** begin Supplied data **

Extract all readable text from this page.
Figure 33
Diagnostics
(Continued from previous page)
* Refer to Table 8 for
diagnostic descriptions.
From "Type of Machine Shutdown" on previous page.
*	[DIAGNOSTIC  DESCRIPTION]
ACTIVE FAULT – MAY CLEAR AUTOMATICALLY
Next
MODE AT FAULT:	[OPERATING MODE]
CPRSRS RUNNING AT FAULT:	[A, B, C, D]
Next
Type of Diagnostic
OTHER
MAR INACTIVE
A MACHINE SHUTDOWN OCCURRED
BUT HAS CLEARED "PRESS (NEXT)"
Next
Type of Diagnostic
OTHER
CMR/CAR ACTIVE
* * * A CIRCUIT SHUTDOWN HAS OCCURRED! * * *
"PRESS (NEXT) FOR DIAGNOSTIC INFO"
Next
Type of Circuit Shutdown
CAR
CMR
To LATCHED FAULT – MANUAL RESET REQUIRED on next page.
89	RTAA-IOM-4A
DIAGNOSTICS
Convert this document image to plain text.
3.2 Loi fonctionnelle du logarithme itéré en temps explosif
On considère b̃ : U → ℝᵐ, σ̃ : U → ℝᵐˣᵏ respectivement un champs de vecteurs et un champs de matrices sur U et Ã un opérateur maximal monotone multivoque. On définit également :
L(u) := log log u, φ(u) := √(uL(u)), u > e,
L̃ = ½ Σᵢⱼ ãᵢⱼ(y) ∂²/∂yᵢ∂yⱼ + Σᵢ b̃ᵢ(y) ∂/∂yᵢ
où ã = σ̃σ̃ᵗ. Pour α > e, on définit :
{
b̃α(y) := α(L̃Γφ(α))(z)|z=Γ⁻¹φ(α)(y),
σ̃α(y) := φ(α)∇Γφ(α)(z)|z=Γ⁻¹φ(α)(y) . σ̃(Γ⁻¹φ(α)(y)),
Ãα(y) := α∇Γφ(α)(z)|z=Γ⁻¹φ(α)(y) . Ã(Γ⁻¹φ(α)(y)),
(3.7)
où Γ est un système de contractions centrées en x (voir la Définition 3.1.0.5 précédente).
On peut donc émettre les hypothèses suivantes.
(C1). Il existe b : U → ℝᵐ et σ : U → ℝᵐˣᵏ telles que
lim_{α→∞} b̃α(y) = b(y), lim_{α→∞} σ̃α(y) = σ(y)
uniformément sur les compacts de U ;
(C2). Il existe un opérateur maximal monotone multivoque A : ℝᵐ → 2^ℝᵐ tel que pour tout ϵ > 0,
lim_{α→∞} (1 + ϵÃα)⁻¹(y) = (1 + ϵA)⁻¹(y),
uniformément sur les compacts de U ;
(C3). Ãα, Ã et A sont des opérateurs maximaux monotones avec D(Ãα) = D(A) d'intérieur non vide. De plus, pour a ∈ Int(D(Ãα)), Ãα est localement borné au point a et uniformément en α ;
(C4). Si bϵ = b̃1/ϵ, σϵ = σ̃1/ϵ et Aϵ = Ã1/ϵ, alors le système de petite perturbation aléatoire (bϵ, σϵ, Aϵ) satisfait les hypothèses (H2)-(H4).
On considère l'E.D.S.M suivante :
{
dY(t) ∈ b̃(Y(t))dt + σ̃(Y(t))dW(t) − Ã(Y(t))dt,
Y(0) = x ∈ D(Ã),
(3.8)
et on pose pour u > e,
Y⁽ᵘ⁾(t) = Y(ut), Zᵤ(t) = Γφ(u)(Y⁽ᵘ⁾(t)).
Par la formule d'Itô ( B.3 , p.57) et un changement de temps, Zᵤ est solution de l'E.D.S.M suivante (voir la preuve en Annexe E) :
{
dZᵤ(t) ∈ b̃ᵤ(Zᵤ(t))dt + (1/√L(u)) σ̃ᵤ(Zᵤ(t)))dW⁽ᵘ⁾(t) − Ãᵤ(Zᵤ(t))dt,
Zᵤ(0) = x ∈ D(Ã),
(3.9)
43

** end Supplied data **

* Work required:
Every entry above should be retyped exactly as shown.

* Worked solution:
Extract all readable text from this page.
Figure 33
Diagnostics
(Continued from previous page)
* Refer to Table 8 for
diagnostic descriptions.
From "Type of Machine Shutdown" on previous page.
*	[DIAGNOSTIC  DESCRIPTION]
ACTIVE FAULT – MAY CLEAR AUTOMATICALLY
Next
MODE AT FAULT:	[OPERATING MODE]
CPRSRS RUNNING AT FAULT:	[A, B, C, D]
Next
Type of Diagnostic
OTHER
MAR INACTIVE
A MACHINE SHUTDOWN OCCURRED
BUT HAS CLEARED "PRESS (NEXT)"
Next
Type of Diagnostic
OTHER
CMR/CAR ACTIVE
* * * A CIRCUIT SHUTDOWN HAS OCCURRED! * * *
"PRESS (NEXT) FOR DIAGNOSTIC INFO"
Next
Type of Circuit Shutdown
CAR
CMR
To LATCHED FAULT – MANUAL RESET REQUIRED on next page.
89	RTAA-IOM-4A
DIAGNOSTICS
Convert this document image to plain text.
3.2 Loi fonctionnelle du logarithme itéré en temps explosif
On considère b̃ : U → ℝᵐ, σ̃ : U → ℝᵐˣᵏ respectivement un champs de vecteurs et un champs de matrices sur U et Ã un opérateur maximal monotone multivoque. On définit également :
L(u) := log log u, φ(u) := √(uL(u)), u > e,
L̃ = ½ Σᵢⱼ ãᵢⱼ(y) ∂²/∂yᵢ∂yⱼ + Σᵢ b̃ᵢ(y) ∂/∂yᵢ
où ã = σ̃σ̃ᵗ. Pour α > e, on définit :
{
b̃α(y) := α(L̃Γφ(α))(z)|z=Γ⁻¹φ(α)(y),
σ̃α(y) := φ(α)∇Γφ(α)(z)|z=Γ⁻¹φ(α)(y) . σ̃(Γ⁻¹φ(α)(y)),
Ãα(y) := α∇Γφ(α)(z)|z=Γ⁻¹φ(α)(y) . Ã(Γ⁻¹φ(α)(y)),
(3.7)
où Γ est un système de contractions centrées en x (voir la Définition 3.1.0.5 précédente).
On peut donc émettre les hypothèses suivantes.
(C1). Il existe b : U → ℝᵐ et σ : U → ℝᵐˣᵏ telles que
lim_{α→∞} b̃α(y) = b(y), lim_{α→∞} σ̃α(y) = σ(y)
uniformément sur les compacts de U ;
(C2). Il existe un opérateur maximal monotone multivoque A : ℝᵐ → 2^ℝᵐ tel que pour tout ϵ > 0,
lim_{α→∞} (1 + ϵÃα)⁻¹(y) = (1 + ϵA)⁻¹(y),
uniformément sur les compacts de U ;
(C3). Ãα, Ã et A sont des opérateurs maximaux monotones avec D(Ãα) = D(A) d'intérieur non vide. De plus, pour a ∈ Int(D(Ãα)), Ãα est localement borné au point a et uniformément en α ;
(C4). Si bϵ = b̃1/ϵ, σϵ = σ̃1/ϵ et Aϵ = Ã1/ϵ, alors le système de petite perturbation aléatoire (bϵ, σϵ, Aϵ) satisfait les hypothèses (H2)-(H4).
On considère l'E.D.S.M suivante :
{
dY(t) ∈ b̃(Y(t))dt + σ̃(Y(t))dW(t) − Ã(Y(t))dt,
Y(0) = x ∈ D(Ã),
(3.8)
et on pose pour u > e,
Y⁽ᵘ⁾(t) = Y(ut), Zᵤ(t) = Γφ(u)(Y⁽ᵘ⁾(t)).
Par la formule d'Itô ( B.3 , p.57) et un changement de temps, Zᵤ est solution de l'E.D.S.M suivante (voir la preuve en Annexe E) :
{
dZᵤ(t) ∈ b̃ᵤ(Zᵤ(t))dt + (1/√L(u)) σ̃ᵤ(Zᵤ(t)))dW⁽ᵘ⁾(t) − Ãᵤ(Zᵤ(t))dt,
Zᵤ(0) = x ∈ D(Ã),
(3.9)
43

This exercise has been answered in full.